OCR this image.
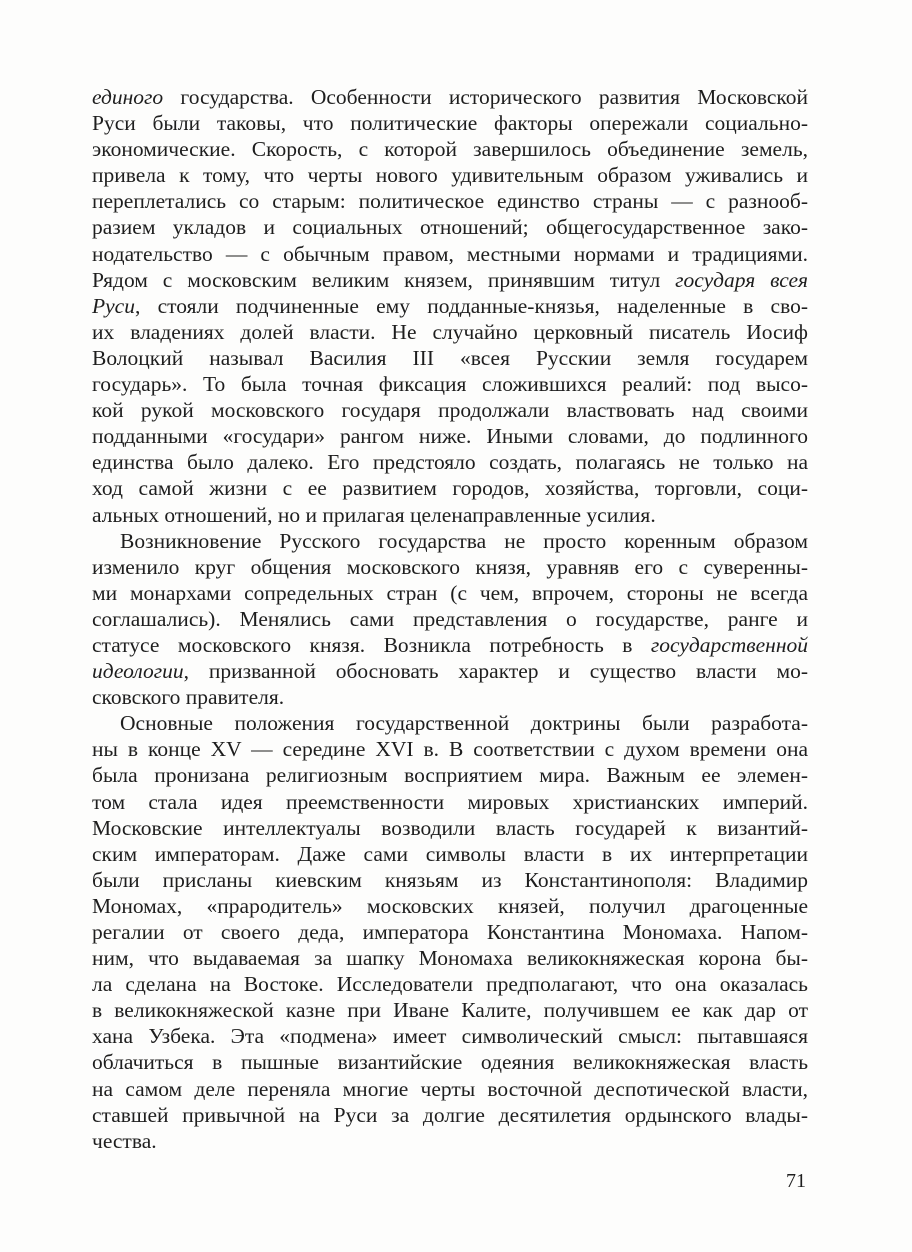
единого государства. Особенности исторического развития Московской
Руси были таковы, что политические факторы опережали социально-
экономические. Скорость, с которой завершилось объединение земель,
привела к тому, что черты нового удивительным образом уживались и
переплетались со старым: политическое единство страны — с разнооб-
разием укладов и социальных отношений; общегосударственное зако-
нодательство — с обычным правом, местными нормами и традициями.
Рядом с московским великим князем, принявшим титул государя всея
Руси, стояли подчиненные ему подданные-князья, наделенные в сво-
их владениях долей власти. Не случайно церковный писатель Иосиф
Волоцкий называл Василия III «всея Русскии земля государем
государь». То была точная фиксация сложившихся реалий: под высо-
кой рукой московского государя продолжали властвовать над своими
подданными «государи» рангом ниже. Иными словами, до подлинного
единства было далеко. Его предстояло создать, полагаясь не только на
ход самой жизни с ее развитием городов, хозяйства, торговли, соци-
альных отношений, но и прилагая целенаправленные усилия.
Возникновение Русского государства не просто коренным образом
изменило круг общения московского князя, уравняв его с суверенны-
ми монархами сопредельных стран (с чем, впрочем, стороны не всегда
соглашались). Менялись сами представления о государстве, ранге и
статусе московского князя. Возникла потребность в государственной
идеологии, призванной обосновать характер и существо власти мо-
сковского правителя.
Основные положения государственной доктрины были разработа-
ны в конце XV — середине XVI в. В соответствии с духом времени она
была пронизана религиозным восприятием мира. Важным ее элемен-
том стала идея преемственности мировых христианских империй.
Московские интеллектуалы возводили власть государей к византий-
ским императорам. Даже сами символы власти в их интерпретации
были присланы киевским князьям из Константинополя: Владимир
Мономах, «прародитель» московских князей, получил драгоценные
регалии от своего деда, императора Константина Мономаха. Напом-
ним, что выдаваемая за шапку Мономаха великокняжеская корона бы-
ла сделана на Востоке. Исследователи предполагают, что она оказалась
в великокняжеской казне при Иване Калите, получившем ее как дар от
хана Узбека. Эта «подмена» имеет символический смысл: пытавшаяся
облачиться в пышные византийские одеяния великокняжеская власть
на самом деле переняла многие черты восточной деспотической власти,
ставшей привычной на Руси за долгие десятилетия ордынского влады-
чества.
71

--- --- ---

WRITTEN PROBLEM
Restate the whole of the material word for word without the pictures.

COMPLETE ANSWER
OCR this image.
единого государства. Особенности исторического развития Московской
Руси были таковы, что политические факторы опережали социально-
экономические. Скорость, с которой завершилось объединение земель,
привела к тому, что черты нового удивительным образом уживались и
переплетались со старым: политическое единство страны — с разнооб-
разием укладов и социальных отношений; общегосударственное зако-
нодательство — с обычным правом, местными нормами и традициями.
Рядом с московским великим князем, принявшим титул государя всея
Руси, стояли подчиненные ему подданные-князья, наделенные в сво-
их владениях долей власти. Не случайно церковный писатель Иосиф
Волоцкий называл Василия III «всея Русскии земля государем
государь». То была точная фиксация сложившихся реалий: под высо-
кой рукой московского государя продолжали властвовать над своими
подданными «государи» рангом ниже. Иными словами, до подлинного
единства было далеко. Его предстояло создать, полагаясь не только на
ход самой жизни с ее развитием городов, хозяйства, торговли, соци-
альных отношений, но и прилагая целенаправленные усилия.
Возникновение Русского государства не просто коренным образом
изменило круг общения московского князя, уравняв его с суверенны-
ми монархами сопредельных стран (с чем, впрочем, стороны не всегда
соглашались). Менялись сами представления о государстве, ранге и
статусе московского князя. Возникла потребность в государственной
идеологии, призванной обосновать характер и существо власти мо-
сковского правителя.
Основные положения государственной доктрины были разработа-
ны в конце XV — середине XVI в. В соответствии с духом времени она
была пронизана религиозным восприятием мира. Важным ее элемен-
том стала идея преемственности мировых христианских империй.
Московские интеллектуалы возводили власть государей к византий-
ским императорам. Даже сами символы власти в их интерпретации
были присланы киевским князьям из Константинополя: Владимир
Мономах, «прародитель» московских князей, получил драгоценные
регалии от своего деда, императора Константина Мономаха. Напом-
ним, что выдаваемая за шапку Мономаха великокняжеская корона бы-
ла сделана на Востоке. Исследователи предполагают, что она оказалась
в великокняжеской казне при Иване Калите, получившем ее как дар от
хана Узбека. Эта «подмена» имеет символический смысл: пытавшаяся
облачиться в пышные византийские одеяния великокняжеская власть
на самом деле переняла многие черты восточной деспотической власти,
ставшей привычной на Руси за долгие десятилетия ордынского влады-
чества.
71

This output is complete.